Do this.
Gather, from the listing beneath this task, every line holding the string "sachalinensis".

Given data.
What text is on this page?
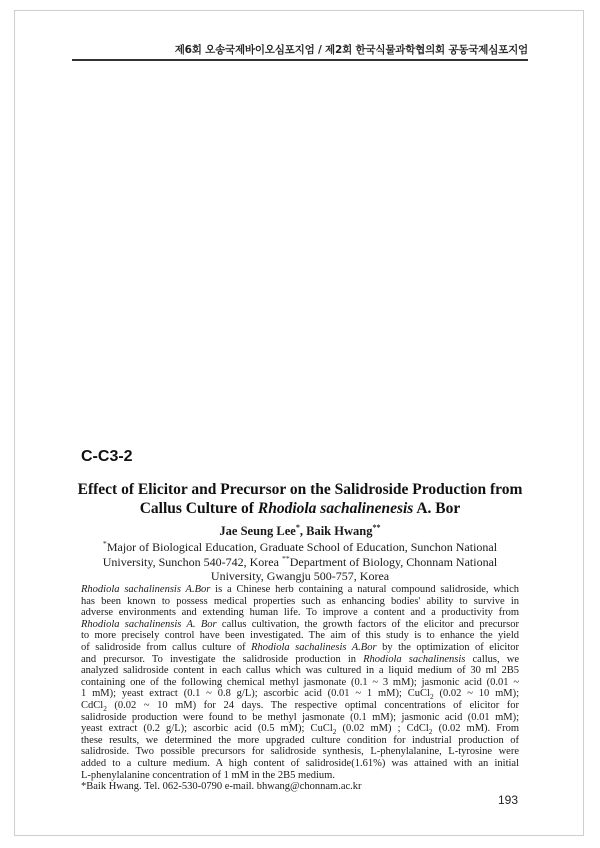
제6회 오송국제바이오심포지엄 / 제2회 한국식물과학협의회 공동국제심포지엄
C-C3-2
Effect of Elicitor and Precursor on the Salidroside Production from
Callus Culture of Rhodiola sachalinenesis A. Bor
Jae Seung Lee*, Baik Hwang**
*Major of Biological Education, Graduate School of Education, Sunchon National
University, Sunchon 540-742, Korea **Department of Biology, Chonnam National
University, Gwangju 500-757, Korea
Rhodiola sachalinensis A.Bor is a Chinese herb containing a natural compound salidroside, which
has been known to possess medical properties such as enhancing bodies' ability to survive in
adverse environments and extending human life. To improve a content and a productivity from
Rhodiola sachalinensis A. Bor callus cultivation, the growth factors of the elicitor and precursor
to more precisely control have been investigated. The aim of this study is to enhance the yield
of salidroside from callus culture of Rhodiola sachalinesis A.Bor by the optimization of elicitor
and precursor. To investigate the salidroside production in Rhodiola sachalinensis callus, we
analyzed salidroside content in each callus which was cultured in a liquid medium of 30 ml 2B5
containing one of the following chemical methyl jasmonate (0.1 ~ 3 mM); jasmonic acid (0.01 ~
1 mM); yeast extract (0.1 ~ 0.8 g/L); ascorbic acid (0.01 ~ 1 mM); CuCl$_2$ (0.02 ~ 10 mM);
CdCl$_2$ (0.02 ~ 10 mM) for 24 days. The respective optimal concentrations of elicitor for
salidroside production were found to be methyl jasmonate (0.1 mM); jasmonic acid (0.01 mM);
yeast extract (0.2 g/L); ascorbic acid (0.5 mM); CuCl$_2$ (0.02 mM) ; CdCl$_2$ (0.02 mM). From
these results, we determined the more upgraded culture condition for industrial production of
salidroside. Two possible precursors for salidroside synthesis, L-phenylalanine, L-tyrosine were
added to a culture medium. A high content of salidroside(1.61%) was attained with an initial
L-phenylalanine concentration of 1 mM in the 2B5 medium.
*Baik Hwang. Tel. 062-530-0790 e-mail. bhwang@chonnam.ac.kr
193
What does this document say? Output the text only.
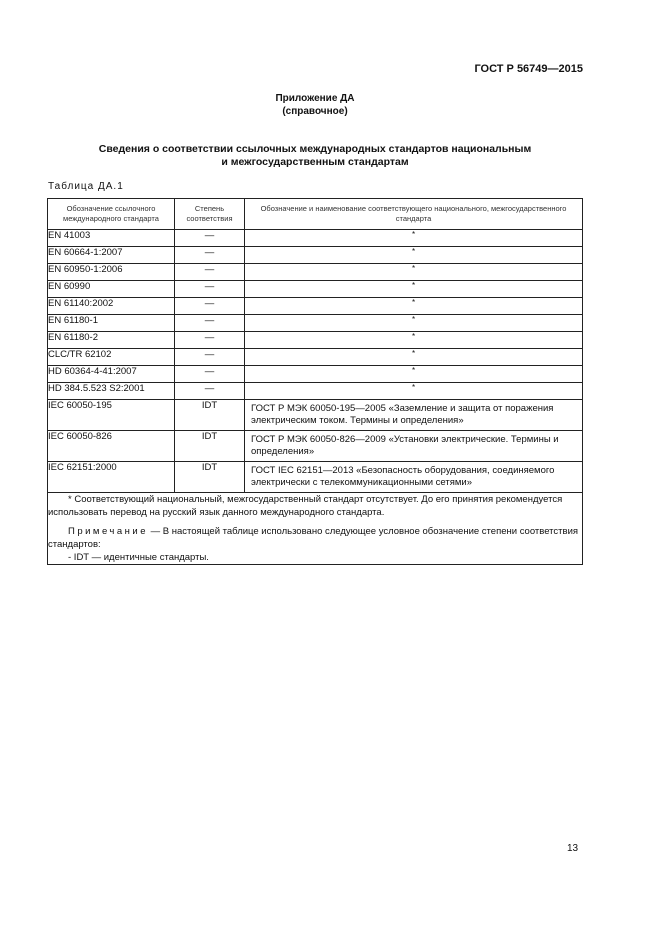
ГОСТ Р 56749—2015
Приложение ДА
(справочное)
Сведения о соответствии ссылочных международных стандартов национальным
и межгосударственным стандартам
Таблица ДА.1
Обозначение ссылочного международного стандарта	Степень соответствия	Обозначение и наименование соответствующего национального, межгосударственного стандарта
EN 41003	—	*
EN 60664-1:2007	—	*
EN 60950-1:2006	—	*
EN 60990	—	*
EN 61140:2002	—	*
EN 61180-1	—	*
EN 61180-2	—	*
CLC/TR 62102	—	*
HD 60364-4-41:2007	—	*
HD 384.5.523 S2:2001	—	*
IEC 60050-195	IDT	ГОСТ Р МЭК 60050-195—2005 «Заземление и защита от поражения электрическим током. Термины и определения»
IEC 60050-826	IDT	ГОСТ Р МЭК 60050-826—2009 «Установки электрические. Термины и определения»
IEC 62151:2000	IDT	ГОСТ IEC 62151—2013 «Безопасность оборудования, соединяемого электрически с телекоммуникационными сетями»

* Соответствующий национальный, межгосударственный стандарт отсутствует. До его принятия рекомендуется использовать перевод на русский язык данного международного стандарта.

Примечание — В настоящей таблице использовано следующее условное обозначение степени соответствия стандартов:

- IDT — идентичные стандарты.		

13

* * *

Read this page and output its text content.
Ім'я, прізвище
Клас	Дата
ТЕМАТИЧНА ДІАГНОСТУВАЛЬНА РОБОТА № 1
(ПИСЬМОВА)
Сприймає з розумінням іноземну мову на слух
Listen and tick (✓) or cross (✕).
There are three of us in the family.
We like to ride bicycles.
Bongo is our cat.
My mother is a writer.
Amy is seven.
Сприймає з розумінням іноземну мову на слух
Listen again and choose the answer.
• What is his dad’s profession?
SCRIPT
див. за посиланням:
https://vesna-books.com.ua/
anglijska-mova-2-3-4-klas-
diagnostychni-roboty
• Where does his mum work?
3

Exercise output.
Rhodiola sachalinensis A.Bor is a Chinese herb containing a natural compound salidroside, which
Rhodiola sachalinensis A. Bor callus cultivation, the growth factors of the elicitor and precursor
and precursor. To investigate the salidroside production in Rhodiola sachalinensis callus, we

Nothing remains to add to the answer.